Le compte rendu
du Cahier de L’Herne Simone Weil publié sous la signature de
Monique Broc-Lapeyre dans la livraison des Cahiers
Simone Weil de juin 2014, p. 167-170, laisse assez stupéfait sur
bien des points dont, en tant que codirecteurs du Cahier Simone Weil pour
les Éditions de L’Herne et quelque peu connaisseurs des études sur la pensée de
Simone Weil, nous souhaitons relever les principaux points commentés ci-dessous :
I)
Un Cahier de L’Herne inutile ?
Il semble
entendu d’emblée que ce Cahier de L’Herne
est sans importance : « En d’autres temps, un Cahier de L’Herne était pour un auteur une consécration », or
« de nos jours c’est un énorme pavé mais qui n’a plus le même poids
d’importance ».
La raison
d’un tel jugement semble être que la publication des Œuvres complètes « interdit ce trésor d’inédits dont pouvait
se flatter la politique éditoriale de ces Cahiers ».
Ceci a pour premier effet de faire passer presque
inaperçue l’indication donnée ensuite mais beaucoup plus loin (2e
page du compte rendu), selon laquelle le Cahier
de L’Herne comprend et révèle pourtant l’existence d’inédits :
seulement le lecteur croira alors qu’il ne s’agit que de « deux dissertations »
--------------------------------
**Exercice proposé:**
Prolongez, s'il vous plaît, le texte sur le compte rendu du Cahier de L'Herne consacré à Simone Weil, en reprenant au point précis où il s'arrête.
--------------------------------
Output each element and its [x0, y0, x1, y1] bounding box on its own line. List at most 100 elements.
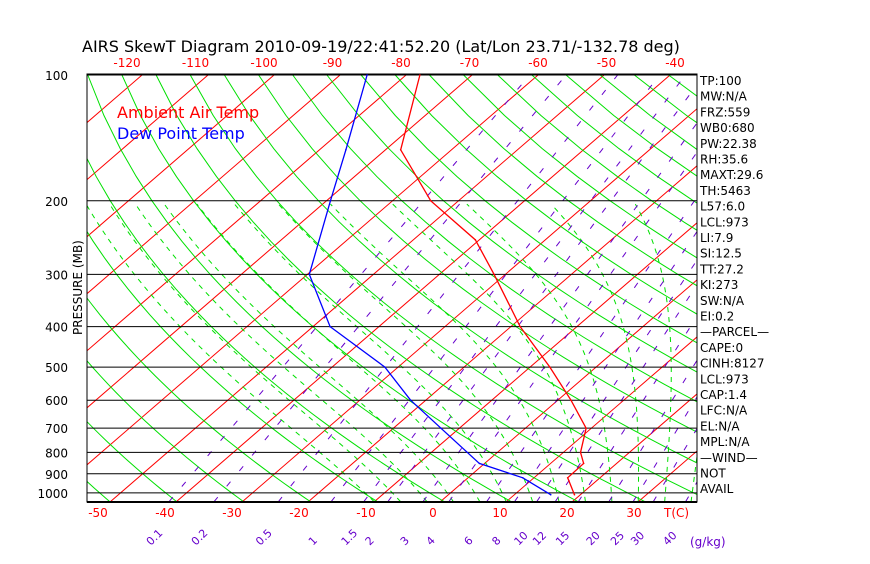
top-temp-tick-label: -50 — [597, 56, 617, 70]
mixing-ratio-line — [554, 283, 697, 502]
legend-ambient-air-temp: Ambient Air Temp — [117, 103, 259, 122]
sounding-index-label: TP:100 — [699, 74, 742, 88]
mixing-ratio-label: 3 — [398, 534, 412, 548]
isotherm-line — [0, 75, 10, 502]
legend-dew-point-temp: Dew Point Temp — [117, 124, 245, 143]
sounding-index-label: MPL:N/A — [700, 435, 750, 449]
dew-point-temp-point — [345, 148, 347, 151]
dew-point-temp-point — [440, 427, 442, 429]
isotherm-line — [87, 74, 275, 238]
mixing-ratio-line — [608, 359, 697, 502]
dry-adiabat-line — [326, 74, 697, 373]
x-axis-unit-label: T(C) — [663, 506, 689, 520]
sounding-index-label: LFC:N/A — [700, 404, 748, 418]
dry-adiabat-line — [87, 421, 178, 502]
dry-adiabat-line — [87, 157, 445, 502]
ambient-air-temp-point — [570, 399, 572, 402]
dew-point-temp-line — [308, 74, 552, 496]
isotherm-line — [87, 74, 341, 295]
bottom-temp-tick-label: -30 — [222, 506, 242, 520]
sounding-index-label: LI:7.9 — [700, 231, 733, 245]
mixing-ratio-unit-label: (g/kg) — [690, 535, 726, 549]
isotherm-line — [439, 279, 697, 502]
mixing-ratio-line — [577, 315, 697, 502]
ambient-air-temp-point — [474, 239, 477, 241]
moist-adiabat-line — [163, 203, 454, 502]
dry-adiabat-line — [771, 75, 870, 502]
pressure-tick-label: 1000 — [37, 487, 68, 501]
bottom-temp-tick-label: 20 — [559, 506, 574, 520]
dry-adiabat-line — [360, 74, 697, 344]
mixing-ratio-line — [387, 83, 697, 502]
sounding-index-label: CAPE:0 — [700, 341, 743, 355]
sounding-index-label: TH:5463 — [699, 184, 751, 198]
dew-point-temp-point — [549, 493, 552, 496]
pressure-tick-label: 200 — [45, 195, 68, 209]
dry-adiabat-line — [394, 74, 697, 315]
dry-adiabat-line — [668, 74, 697, 97]
moist-adiabat-line — [634, 203, 672, 502]
ambient-air-temp-point — [573, 493, 576, 496]
pressure-tick-label: 400 — [45, 321, 68, 335]
pressure-tick-label: 900 — [45, 468, 68, 482]
pressure-tick-label: 800 — [45, 446, 68, 460]
sounding-index-label: FRZ:559 — [700, 105, 750, 119]
dry-adiabat-line — [737, 75, 870, 502]
sounding-index-label: MAXT:29.6 — [700, 168, 763, 182]
mixing-ratio-line — [213, 74, 567, 502]
dry-adiabat-line — [258, 74, 697, 433]
isotherm-line — [770, 75, 870, 502]
mixing-ratio-label: 0.5 — [253, 527, 275, 549]
bottom-temp-tick-label: -20 — [289, 506, 309, 520]
top-temp-tick-label: -110 — [182, 56, 209, 70]
ambient-air-temp-point — [585, 427, 587, 429]
dry-adiabat-line — [155, 74, 646, 502]
mixing-ratio-line — [448, 151, 697, 502]
mixing-ratio-line — [168, 74, 531, 502]
dry-adiabat-line — [87, 74, 512, 502]
isotherm-line — [109, 74, 605, 502]
dew-point-temp-point — [384, 366, 386, 368]
isotherm-line — [241, 108, 697, 502]
mixing-ratio-label: 2 — [363, 534, 377, 548]
ambient-air-temp-point — [549, 366, 551, 368]
ambient-air-temp-point — [566, 476, 569, 479]
mixing-ratio-label: 20 — [584, 529, 603, 548]
sounding-index-label: SI:12.5 — [700, 247, 742, 261]
isotherm-line — [87, 74, 209, 181]
ambient-air-temp-point — [582, 462, 585, 465]
mixing-ratio-line — [652, 427, 697, 502]
isotherm-line — [505, 336, 697, 502]
top-temp-tick-label: -100 — [250, 56, 277, 70]
mixing-ratio-label: 6 — [462, 534, 476, 548]
ambient-air-temp-point — [399, 148, 402, 151]
sounding-index-label: TT:27.2 — [699, 262, 744, 276]
bottom-temp-tick-label: 30 — [626, 506, 641, 520]
sounding-index-label: MW:N/A — [700, 90, 748, 104]
dry-adiabat-line — [189, 74, 697, 496]
pressure-tick-label: 100 — [45, 69, 68, 83]
dry-adiabat-line — [839, 75, 870, 502]
sounding-index-label: RH:35.6 — [700, 153, 748, 167]
top-temp-tick-label: -70 — [460, 56, 480, 70]
dry-adiabat-line — [0, 75, 43, 502]
moist-adiabat-line — [550, 203, 640, 502]
sounding-index-label: KI:273 — [700, 278, 738, 292]
bottom-temp-tick-label: 10 — [492, 506, 507, 520]
dry-adiabat-line — [292, 74, 697, 403]
bottom-temp-tick-label: -40 — [155, 506, 175, 520]
moist-adiabat-line — [466, 203, 613, 502]
dew-point-temp-point — [478, 462, 481, 465]
moist-adiabat-line — [234, 203, 507, 502]
pressure-tick-label: 500 — [45, 361, 68, 375]
dry-adiabat-line — [805, 75, 870, 502]
mixing-ratio-label: 0.2 — [189, 527, 211, 549]
dew-point-temp-point — [329, 325, 331, 328]
isotherm-line — [87, 74, 407, 352]
sounding-index-label: NOT — [700, 467, 726, 481]
dew-point-temp-point — [521, 476, 524, 479]
bottom-temp-tick-label: -10 — [356, 506, 376, 520]
isotherm-line — [307, 165, 697, 502]
mixing-ratio-line — [363, 74, 686, 502]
--------------------------------
**Réponse attendue:**
(sans savoir qu’elles sont corrigées de la main de Simone Weil), et ne saura
pas que ces deux documents proviennent d’un fonds bien plus important que
l’ancienne élève de S. Weil au Puy Yvette Argaud a légué à la Faculté de philosophie
de l’Université catholique de Lyon.
Un deuxième effet, en réduisant l’intérêt
supposé d’un Cahier de L’Herne à la
révélation d’un « trésor d’inédits », est de se dispenser d’un examen
et d’une mise en relief de ce que l’économie
générale du Cahier de L’Herne pouvait
avoir, elle, d’original. Ce qui renvoie aux remarques suivantes.
II)
Organisation générale du Cahier de
L’Herne
L’intérêt du Cahier de L’Herne ayant été diminué par
l’absence d’inédits, on apprend néanmoins que « les nombreux textes de Simone
Weil sont judicieusement choisis et représentatifs ». Mais cette remarque
est aussitôt contrebalancée, et en fait contredite, par celle selon laquelle « les
lecteurs apprendront avec étonnement que c’est la ‘philosophe’qui est enfin reconnue cette fois »,
ce qui motive l’ironie « que bien leur fasse si cette raison peut avoir
quelque crédit ! ».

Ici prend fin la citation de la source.